#### WHAT TO DO:
Return the listing below in full, with every line exactly as it is.

#### Some records:
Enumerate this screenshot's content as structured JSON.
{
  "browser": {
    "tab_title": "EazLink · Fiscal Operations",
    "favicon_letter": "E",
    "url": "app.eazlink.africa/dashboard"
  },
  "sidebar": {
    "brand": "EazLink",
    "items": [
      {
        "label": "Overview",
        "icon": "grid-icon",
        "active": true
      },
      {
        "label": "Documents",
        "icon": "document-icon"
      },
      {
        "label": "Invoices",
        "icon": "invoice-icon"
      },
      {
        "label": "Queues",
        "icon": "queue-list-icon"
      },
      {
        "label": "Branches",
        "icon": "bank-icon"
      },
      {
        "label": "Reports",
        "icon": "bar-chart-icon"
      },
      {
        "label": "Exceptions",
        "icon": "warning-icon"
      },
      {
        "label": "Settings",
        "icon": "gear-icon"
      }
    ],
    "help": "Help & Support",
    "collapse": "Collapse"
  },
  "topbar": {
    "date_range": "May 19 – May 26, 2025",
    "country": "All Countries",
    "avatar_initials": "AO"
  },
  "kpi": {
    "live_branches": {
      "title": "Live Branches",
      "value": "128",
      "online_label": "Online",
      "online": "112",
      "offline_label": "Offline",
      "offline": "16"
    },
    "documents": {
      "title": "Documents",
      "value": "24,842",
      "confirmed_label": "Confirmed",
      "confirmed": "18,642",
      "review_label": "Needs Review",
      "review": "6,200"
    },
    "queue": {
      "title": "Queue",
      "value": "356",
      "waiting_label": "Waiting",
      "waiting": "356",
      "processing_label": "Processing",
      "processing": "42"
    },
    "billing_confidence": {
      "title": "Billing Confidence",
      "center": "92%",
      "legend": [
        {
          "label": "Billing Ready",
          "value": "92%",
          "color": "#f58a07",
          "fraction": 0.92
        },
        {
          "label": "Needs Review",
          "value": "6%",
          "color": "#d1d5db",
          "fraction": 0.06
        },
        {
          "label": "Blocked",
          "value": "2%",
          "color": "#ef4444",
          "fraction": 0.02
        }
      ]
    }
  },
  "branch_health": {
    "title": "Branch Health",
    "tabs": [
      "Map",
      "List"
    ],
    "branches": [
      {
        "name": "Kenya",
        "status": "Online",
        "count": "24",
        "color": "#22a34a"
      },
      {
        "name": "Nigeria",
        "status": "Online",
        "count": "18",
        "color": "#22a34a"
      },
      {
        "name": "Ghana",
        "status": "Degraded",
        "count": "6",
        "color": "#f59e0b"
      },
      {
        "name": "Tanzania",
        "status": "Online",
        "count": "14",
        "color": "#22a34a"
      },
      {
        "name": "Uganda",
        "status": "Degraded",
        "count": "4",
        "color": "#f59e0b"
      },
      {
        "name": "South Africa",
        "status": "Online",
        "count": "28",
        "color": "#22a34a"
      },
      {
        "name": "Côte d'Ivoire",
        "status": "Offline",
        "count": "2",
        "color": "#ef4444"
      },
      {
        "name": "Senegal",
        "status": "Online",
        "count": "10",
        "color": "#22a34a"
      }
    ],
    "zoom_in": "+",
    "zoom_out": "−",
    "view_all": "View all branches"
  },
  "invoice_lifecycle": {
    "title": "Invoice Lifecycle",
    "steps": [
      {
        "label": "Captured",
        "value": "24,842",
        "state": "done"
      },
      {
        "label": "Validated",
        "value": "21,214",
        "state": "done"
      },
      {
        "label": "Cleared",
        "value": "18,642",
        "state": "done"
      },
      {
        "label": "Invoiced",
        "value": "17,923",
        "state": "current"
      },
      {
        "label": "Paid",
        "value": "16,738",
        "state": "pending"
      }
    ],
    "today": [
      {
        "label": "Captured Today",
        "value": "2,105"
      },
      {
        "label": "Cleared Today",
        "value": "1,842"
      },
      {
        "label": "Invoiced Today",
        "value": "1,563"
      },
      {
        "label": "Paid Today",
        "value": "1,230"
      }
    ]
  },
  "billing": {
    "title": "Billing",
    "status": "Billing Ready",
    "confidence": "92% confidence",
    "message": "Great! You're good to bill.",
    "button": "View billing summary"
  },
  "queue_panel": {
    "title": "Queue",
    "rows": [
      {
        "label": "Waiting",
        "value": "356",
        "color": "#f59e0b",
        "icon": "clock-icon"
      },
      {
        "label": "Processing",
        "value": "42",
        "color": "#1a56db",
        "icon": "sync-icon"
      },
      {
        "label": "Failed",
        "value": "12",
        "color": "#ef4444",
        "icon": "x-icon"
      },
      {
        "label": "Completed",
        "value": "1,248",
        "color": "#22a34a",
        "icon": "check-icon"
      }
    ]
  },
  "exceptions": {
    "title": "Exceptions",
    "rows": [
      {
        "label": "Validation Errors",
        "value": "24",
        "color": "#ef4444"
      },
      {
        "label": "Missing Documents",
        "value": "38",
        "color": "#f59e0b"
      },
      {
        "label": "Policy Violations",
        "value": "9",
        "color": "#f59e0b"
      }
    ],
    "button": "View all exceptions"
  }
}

#### SOLVED EXERCISE:
Enumerate this screenshot's content as structured JSON.
{
  "browser": {
    "tab_title": "EazLink · Fiscal Operations",
    "favicon_letter": "E",
    "url": "app.eazlink.africa/dashboard"
  },
  "sidebar": {
    "brand": "EazLink",
    "items": [
      {
        "label": "Overview",
        "icon": "grid-icon",
        "active": true
      },
      {
        "label": "Documents",
        "icon": "document-icon"
      },
      {
        "label": "Invoices",
        "icon": "invoice-icon"
      },
      {
        "label": "Queues",
        "icon": "queue-list-icon"
      },
      {
        "label": "Branches",
        "icon": "bank-icon"
      },
      {
        "label": "Reports",
        "icon": "bar-chart-icon"
      },
      {
        "label": "Exceptions",
        "icon": "warning-icon"
      },
      {
        "label": "Settings",
        "icon": "gear-icon"
      }
    ],
    "help": "Help & Support",
    "collapse": "Collapse"
  },
  "topbar": {
    "date_range": "May 19 – May 26, 2025",
    "country": "All Countries",
    "avatar_initials": "AO"
  },
  "kpi": {
    "live_branches": {
      "title": "Live Branches",
      "value": "128",
      "online_label": "Online",
      "online": "112",
      "offline_label": "Offline",
      "offline": "16"
    },
    "documents": {
      "title": "Documents",
      "value": "24,842",
      "confirmed_label": "Confirmed",
      "confirmed": "18,642",
      "review_label": "Needs Review",
      "review": "6,200"
    },
    "queue": {
      "title": "Queue",
      "value": "356",
      "waiting_label": "Waiting",
      "waiting": "356",
      "processing_label": "Processing",
      "processing": "42"
    },
    "billing_confidence": {
      "title": "Billing Confidence",
      "center": "92%",
      "legend": [
        {
          "label": "Billing Ready",
          "value": "92%",
          "color": "#f58a07",
          "fraction": 0.92
        },
        {
          "label": "Needs Review",
          "value": "6%",
          "color": "#d1d5db",
          "fraction": 0.06
        },
        {
          "label": "Blocked",
          "value": "2%",
          "color": "#ef4444",
          "fraction": 0.02
        }
      ]
    }
  },
  "branch_health": {
    "title": "Branch Health",
    "tabs": [
      "Map",
      "List"
    ],
    "branches": [
      {
        "name": "Kenya",
        "status": "Online",
        "count": "24",
        "color": "#22a34a"
      },
      {
        "name": "Nigeria",
        "status": "Online",
        "count": "18",
        "color": "#22a34a"
      },
      {
        "name": "Ghana",
        "status": "Degraded",
        "count": "6",
        "color": "#f59e0b"
      },
      {
        "name": "Tanzania",
        "status": "Online",
        "count": "14",
        "color": "#22a34a"
      },
      {
        "name": "Uganda",
        "status": "Degraded",
        "count": "4",
        "color": "#f59e0b"
      },
      {
        "name": "South Africa",
        "status": "Online",
        "count": "28",
        "color": "#22a34a"
      },
      {
        "name": "Côte d'Ivoire",
        "status": "Offline",
        "count": "2",
        "color": "#ef4444"
      },
      {
        "name": "Senegal",
        "status": "Online",
        "count": "10",
        "color": "#22a34a"
      }
    ],
    "zoom_in": "+",
    "zoom_out": "−",
    "view_all": "View all branches"
  },
  "invoice_lifecycle": {
    "title": "Invoice Lifecycle",
    "steps": [
      {
        "label": "Captured",
        "value": "24,842",
        "state": "done"
      },
      {
        "label": "Validated",
        "value": "21,214",
        "state": "done"
      },
      {
        "label": "Cleared",
        "value": "18,642",
        "state": "done"
      },
      {
        "label": "Invoiced",
        "value": "17,923",
        "state": "current"
      },
      {
        "label": "Paid",
        "value": "16,738",
        "state": "pending"
      }
    ],
    "today": [
      {
        "label": "Captured Today",
        "value": "2,105"
      },
      {
        "label": "Cleared Today",
        "value": "1,842"
      },
      {
        "label": "Invoiced Today",
        "value": "1,563"
      },
      {
        "label": "Paid Today",
        "value": "1,230"
      }
    ]
  },
  "billing": {
    "title": "Billing",
    "status": "Billing Ready",
    "confidence": "92% confidence",
    "message": "Great! You're good to bill.",
    "button": "View billing summary"
  },
  "queue_panel": {
    "title": "Queue",
    "rows": [
      {
        "label": "Waiting",
        "value": "356",
        "color": "#f59e0b",
        "icon": "clock-icon"
      },
      {
        "label": "Processing",
        "value": "42",
        "color": "#1a56db",
        "icon": "sync-icon"
      },
      {
        "label": "Failed",
        "value": "12",
        "color": "#ef4444",
        "icon": "x-icon"
      },
      {
        "label": "Completed",
        "value": "1,248",
        "color": "#22a34a",
        "icon": "check-icon"
      }
    ]
  },
  "exceptions": {
    "title": "Exceptions",
    "rows": [
      {
        "label": "Validation Errors",
        "value": "24",
        "color": "#ef4444"
      },
      {
        "label": "Missing Documents",
        "value": "38",
        "color": "#f59e0b"
      },
      {
        "label": "Policy Violations",
        "value": "9",
        "color": "#f59e0b"
      }
    ],
    "button": "View all exceptions"
  }
}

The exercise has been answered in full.